Bounding box entries
□ □ □ □
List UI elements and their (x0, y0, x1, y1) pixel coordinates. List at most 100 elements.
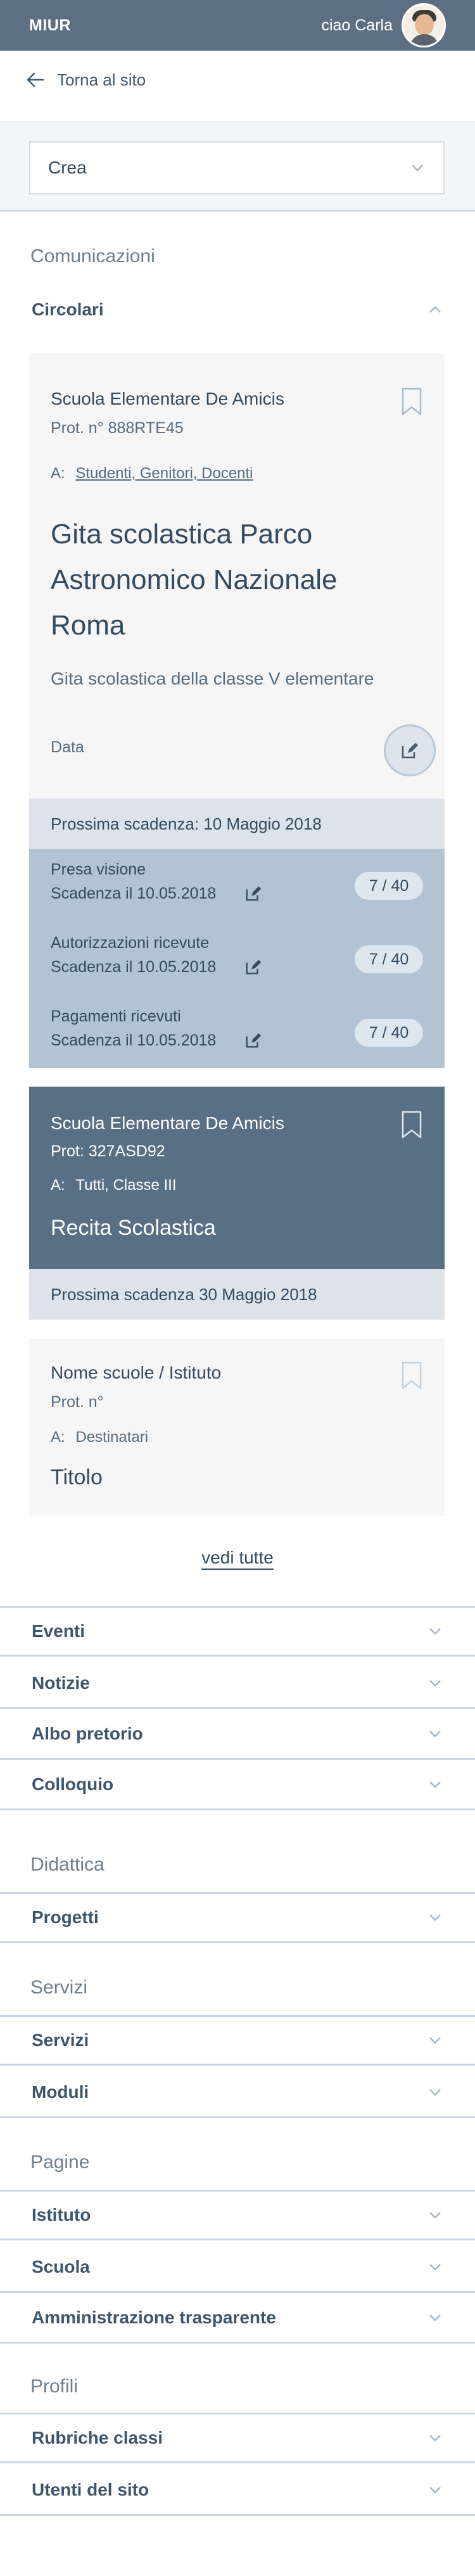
circolare-card[interactable]: Nome scuole / Istituto Prot. n° A: Desti… (29, 1339, 445, 1516)
avatar[interactable] (402, 3, 446, 47)
recipients-label: A: (51, 1429, 65, 1446)
section-servizi: Servizi (30, 1977, 88, 1998)
section-didattica: Didattica (30, 1854, 104, 1875)
card-title[interactable]: Gita scolastica Parco Astronomico Nazion… (51, 512, 405, 648)
crea-select-value: Crea (48, 158, 87, 177)
accordion-label: Scuola (32, 2256, 90, 2276)
accordion-scuola[interactable]: Scuola (0, 2242, 475, 2293)
see-all-link: vedi tutte (0, 1548, 475, 1570)
accordion-label: Utenti del sito (32, 2479, 149, 2499)
chevron-down-icon (429, 1679, 441, 1687)
task-count-badge: 7 / 40 (355, 1019, 423, 1047)
crea-panel: Crea (0, 122, 475, 212)
bookmark-icon[interactable] (402, 388, 422, 415)
card-prot: Prot. n° (51, 1393, 104, 1411)
task-date: Scadenza il 10.05.2018 (51, 885, 217, 902)
task-name: Pagamenti ricevuti (51, 1007, 181, 1025)
task-item[interactable]: Autorizzazioni ricevute Scadenza il 10.0… (51, 934, 423, 985)
accordion-label: Progetti (32, 1907, 99, 1927)
accordion-colloquio[interactable]: Colloquio (0, 1760, 475, 1810)
chevron-down-icon (429, 2486, 441, 2494)
edit-icon (402, 743, 418, 759)
accordion-amministrazione-trasparente[interactable]: Amministrazione trasparente (0, 2293, 475, 2344)
chevron-down-icon (429, 1628, 441, 1635)
accordion-label: Eventi (32, 1621, 86, 1641)
card-recipients: A: Studenti, Genitori, Docenti (51, 465, 253, 483)
brand-logo[interactable]: MIUR (29, 16, 71, 35)
recipients-label: A: (51, 1177, 65, 1194)
chevron-down-icon (429, 2263, 441, 2271)
accordion-albo-pretorio[interactable]: Albo pretorio (0, 1709, 475, 1760)
chevron-down-icon (429, 1730, 441, 1738)
accordion-label: Rubriche classi (32, 2428, 163, 2447)
recipients-value: Tutti, Classe III (75, 1177, 177, 1194)
chevron-up-icon (429, 306, 441, 313)
recipients-link[interactable]: Studenti, Genitori, Docenti (75, 465, 253, 482)
task-item[interactable]: Pagamenti ricevuti Scadenza il 10.05.201… (51, 1007, 423, 1058)
card-title: Titolo (51, 1465, 103, 1489)
task-date: Scadenza il 10.05.2018 (51, 958, 217, 976)
accordion-rubriche-classi[interactable]: Rubriche classi (0, 2413, 475, 2463)
see-all-link-label[interactable]: vedi tutte (201, 1548, 274, 1570)
arrow-left-icon (27, 72, 44, 87)
chevron-down-icon (429, 2314, 441, 2321)
card-school: Nome scuole / Istituto (51, 1363, 222, 1382)
task-count-badge: 7 / 40 (355, 872, 423, 900)
top-bar: MIUR ciao Carla (0, 0, 475, 51)
chevron-down-icon (429, 2212, 441, 2219)
recipients-label: A: (51, 465, 65, 482)
edit-icon[interactable] (244, 958, 262, 976)
chevron-down-icon (429, 2037, 441, 2044)
bookmark-icon[interactable] (402, 1111, 422, 1139)
accordion-label: Amministrazione trasparente (32, 2307, 276, 2327)
task-name: Autorizzazioni ricevute (51, 934, 210, 952)
task-date: Scadenza il 10.05.2018 (51, 1032, 217, 1049)
accordion-progetti[interactable]: Progetti (0, 1892, 475, 1943)
accordion-label: Moduli (32, 2081, 89, 2102)
task-list: Presa visione Scadenza il 10.05.2018 7 /… (29, 849, 445, 1068)
card-recipients: A: Tutti, Classe III (51, 1177, 177, 1194)
section-profili: Profili (30, 2376, 79, 2397)
deadline-strip: Prossima scadenza: 10 Maggio 2018 (29, 799, 445, 849)
accordion-label: Colloquio (32, 1774, 114, 1794)
card-title[interactable]: Recita Scolastica (51, 1216, 216, 1241)
edit-icon[interactable] (244, 1032, 262, 1049)
circolare-card[interactable]: Scuola Elementare De Amicis Prot. n° 888… (29, 353, 445, 798)
chevron-down-icon (429, 1781, 441, 1788)
back-link[interactable]: Torna al sito (25, 70, 146, 90)
accordion-label: Servizi (32, 2030, 89, 2050)
accordion-notizie[interactable]: Notizie (0, 1658, 475, 1709)
section-pagine: Pagine (30, 2152, 90, 2173)
accordion-label: Notizie (32, 1672, 90, 1693)
accordion-eventi[interactable]: Eventi (0, 1606, 475, 1657)
crea-select[interactable]: Crea (29, 141, 445, 194)
chevron-down-icon (429, 1914, 441, 1921)
greeting: ciao Carla (321, 16, 393, 34)
chevron-down-icon (429, 2088, 441, 2096)
card-school: Scuola Elementare De Amicis (51, 389, 284, 408)
accordion-label: Istituto (32, 2205, 91, 2225)
user-area[interactable]: ciao Carla (321, 3, 446, 47)
edit-button[interactable] (384, 724, 436, 776)
accordion-moduli[interactable]: Moduli (0, 2068, 475, 2118)
accordion-circolari[interactable]: Circolari (0, 284, 475, 335)
card-prot: Prot: 327ASD92 (51, 1142, 165, 1160)
chevron-down-icon (429, 2435, 441, 2442)
task-name: Presa visione (51, 861, 146, 878)
recipients-value: Destinatari (75, 1429, 149, 1446)
section-comunicazioni: Comunicazioni (30, 246, 155, 267)
accordion-label: Albo pretorio (32, 1723, 143, 1743)
accordion-utenti-del-sito[interactable]: Utenti del sito (0, 2465, 475, 2516)
task-item[interactable]: Presa visione Scadenza il 10.05.2018 7 /… (51, 861, 423, 911)
accordion-istituto[interactable]: Istituto (0, 2190, 475, 2240)
task-count-badge: 7 / 40 (355, 945, 423, 973)
card-prot: Prot. n° 888RTE45 (51, 419, 184, 437)
deadline-strip: Prossima scadenza 30 Maggio 2018 (29, 1269, 445, 1320)
chevron-down-icon (412, 165, 423, 172)
accordion-servizi[interactable]: Servizi (0, 2015, 475, 2066)
bookmark-icon[interactable] (402, 1361, 422, 1389)
card-description: Gita scolastica della classe V elementar… (51, 669, 374, 688)
back-link-label: Torna al sito (57, 70, 146, 89)
circolare-card-selected[interactable]: Scuola Elementare De Amicis Prot: 327ASD… (29, 1087, 445, 1269)
edit-icon[interactable] (244, 885, 262, 902)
□ □ □ □
TASK TO CARRY OUT
Can you repeat all of the lines above word for word, leaving out the pictures?

TASK ANSWER
List UI elements and their (x0, y0, x1, y1) pixel coordinates. List at most 100 elements.
circolare-card[interactable]: Nome scuole / Istituto Prot. n° A: Desti… (29, 1339, 445, 1516)
avatar[interactable] (402, 3, 446, 47)
recipients-label: A: (51, 1429, 65, 1446)
section-servizi: Servizi (30, 1977, 88, 1998)
section-didattica: Didattica (30, 1854, 104, 1875)
card-title[interactable]: Gita scolastica Parco Astronomico Nazion… (51, 512, 405, 648)
crea-select-value: Crea (48, 158, 87, 177)
accordion-label: Scuola (32, 2256, 90, 2276)
accordion-scuola[interactable]: Scuola (0, 2242, 475, 2293)
see-all-link: vedi tutte (0, 1548, 475, 1570)
accordion-label: Utenti del sito (32, 2479, 149, 2499)
chevron-down-icon (429, 1679, 441, 1687)
task-count-badge: 7 / 40 (355, 1019, 423, 1047)
crea-panel: Crea (0, 122, 475, 212)
bookmark-icon[interactable] (402, 388, 422, 415)
card-prot: Prot. n° (51, 1393, 104, 1411)
task-date: Scadenza il 10.05.2018 (51, 885, 217, 902)
task-name: Pagamenti ricevuti (51, 1007, 181, 1025)
task-item[interactable]: Autorizzazioni ricevute Scadenza il 10.0… (51, 934, 423, 985)
accordion-label: Progetti (32, 1907, 99, 1927)
accordion-colloquio[interactable]: Colloquio (0, 1760, 475, 1810)
chevron-down-icon (429, 2486, 441, 2494)
edit-icon (402, 743, 418, 759)
accordion-amministrazione-trasparente[interactable]: Amministrazione trasparente (0, 2293, 475, 2344)
chevron-down-icon (429, 1628, 441, 1635)
accordion-label: Eventi (32, 1621, 86, 1641)
card-recipients: A: Studenti, Genitori, Docenti (51, 465, 253, 483)
brand-logo[interactable]: MIUR (29, 16, 71, 35)
recipients-label: A: (51, 1177, 65, 1194)
chevron-down-icon (429, 2263, 441, 2271)
accordion-albo-pretorio[interactable]: Albo pretorio (0, 1709, 475, 1760)
chevron-down-icon (429, 1730, 441, 1738)
accordion-label: Rubriche classi (32, 2428, 163, 2447)
recipients-value: Tutti, Classe III (75, 1177, 177, 1194)
chevron-up-icon (429, 306, 441, 313)
recipients-link[interactable]: Studenti, Genitori, Docenti (75, 465, 253, 482)
task-item[interactable]: Pagamenti ricevuti Scadenza il 10.05.201… (51, 1007, 423, 1058)
card-title: Titolo (51, 1465, 103, 1489)
task-date: Scadenza il 10.05.2018 (51, 958, 217, 976)
accordion-rubriche-classi[interactable]: Rubriche classi (0, 2413, 475, 2463)
see-all-link-label[interactable]: vedi tutte (201, 1548, 274, 1570)
arrow-left-icon (27, 72, 44, 87)
chevron-down-icon (429, 2314, 441, 2321)
card-school: Nome scuole / Istituto (51, 1363, 222, 1382)
task-count-badge: 7 / 40 (355, 872, 423, 900)
top-bar: MIUR ciao Carla (0, 0, 475, 51)
chevron-down-icon (429, 2212, 441, 2219)
recipients-label: A: (51, 465, 65, 482)
edit-icon[interactable] (244, 958, 262, 976)
chevron-down-icon (429, 2037, 441, 2044)
bookmark-icon[interactable] (402, 1111, 422, 1139)
accordion-label: Amministrazione trasparente (32, 2307, 276, 2327)
task-name: Autorizzazioni ricevute (51, 934, 210, 952)
task-date: Scadenza il 10.05.2018 (51, 1032, 217, 1049)
accordion-progetti[interactable]: Progetti (0, 1892, 475, 1943)
accordion-label: Moduli (32, 2081, 89, 2102)
task-list: Presa visione Scadenza il 10.05.2018 7 /… (29, 849, 445, 1068)
card-recipients: A: Tutti, Classe III (51, 1177, 177, 1194)
section-profili: Profili (30, 2376, 79, 2397)
deadline-strip: Prossima scadenza: 10 Maggio 2018 (29, 799, 445, 849)
accordion-label: Colloquio (32, 1774, 114, 1794)
card-title[interactable]: Recita Scolastica (51, 1216, 216, 1241)
edit-icon[interactable] (244, 1032, 262, 1049)
circolare-card[interactable]: Scuola Elementare De Amicis Prot. n° 888… (29, 353, 445, 798)
chevron-down-icon (429, 1781, 441, 1788)
back-link[interactable]: Torna al sito (25, 70, 146, 90)
accordion-label: Servizi (32, 2030, 89, 2050)
accordion-notizie[interactable]: Notizie (0, 1658, 475, 1709)
section-pagine: Pagine (30, 2152, 90, 2173)
accordion-label: Notizie (32, 1672, 90, 1693)
accordion-eventi[interactable]: Eventi (0, 1606, 475, 1657)
crea-select[interactable]: Crea (29, 141, 445, 194)
chevron-down-icon (429, 1914, 441, 1921)
greeting: ciao Carla (321, 16, 393, 34)
chevron-down-icon (429, 2088, 441, 2096)
card-school: Scuola Elementare De Amicis (51, 389, 284, 408)
accordion-label: Istituto (32, 2205, 91, 2225)
user-area[interactable]: ciao Carla (321, 3, 446, 47)
edit-button[interactable] (384, 724, 436, 776)
accordion-moduli[interactable]: Moduli (0, 2068, 475, 2118)
accordion-circolari[interactable]: Circolari (0, 284, 475, 335)
card-prot: Prot: 327ASD92 (51, 1142, 165, 1160)
chevron-down-icon (429, 2435, 441, 2442)
task-name: Presa visione (51, 861, 146, 878)
recipients-value: Destinatari (75, 1429, 149, 1446)
section-comunicazioni: Comunicazioni (30, 246, 155, 267)
accordion-label: Albo pretorio (32, 1723, 143, 1743)
accordion-utenti-del-sito[interactable]: Utenti del sito (0, 2465, 475, 2516)
task-item[interactable]: Presa visione Scadenza il 10.05.2018 7 /… (51, 861, 423, 911)
accordion-istituto[interactable]: Istituto (0, 2190, 475, 2240)
task-count-badge: 7 / 40 (355, 945, 423, 973)
card-prot: Prot. n° 888RTE45 (51, 419, 184, 437)
deadline-strip: Prossima scadenza 30 Maggio 2018 (29, 1269, 445, 1320)
chevron-down-icon (412, 165, 423, 172)
accordion-servizi[interactable]: Servizi (0, 2015, 475, 2066)
bookmark-icon[interactable] (402, 1361, 422, 1389)
card-description: Gita scolastica della classe V elementar… (51, 669, 374, 688)
back-link-label: Torna al sito (57, 70, 146, 89)
circolare-card-selected[interactable]: Scuola Elementare De Amicis Prot: 327ASD… (29, 1087, 445, 1269)
edit-icon[interactable] (244, 885, 262, 902)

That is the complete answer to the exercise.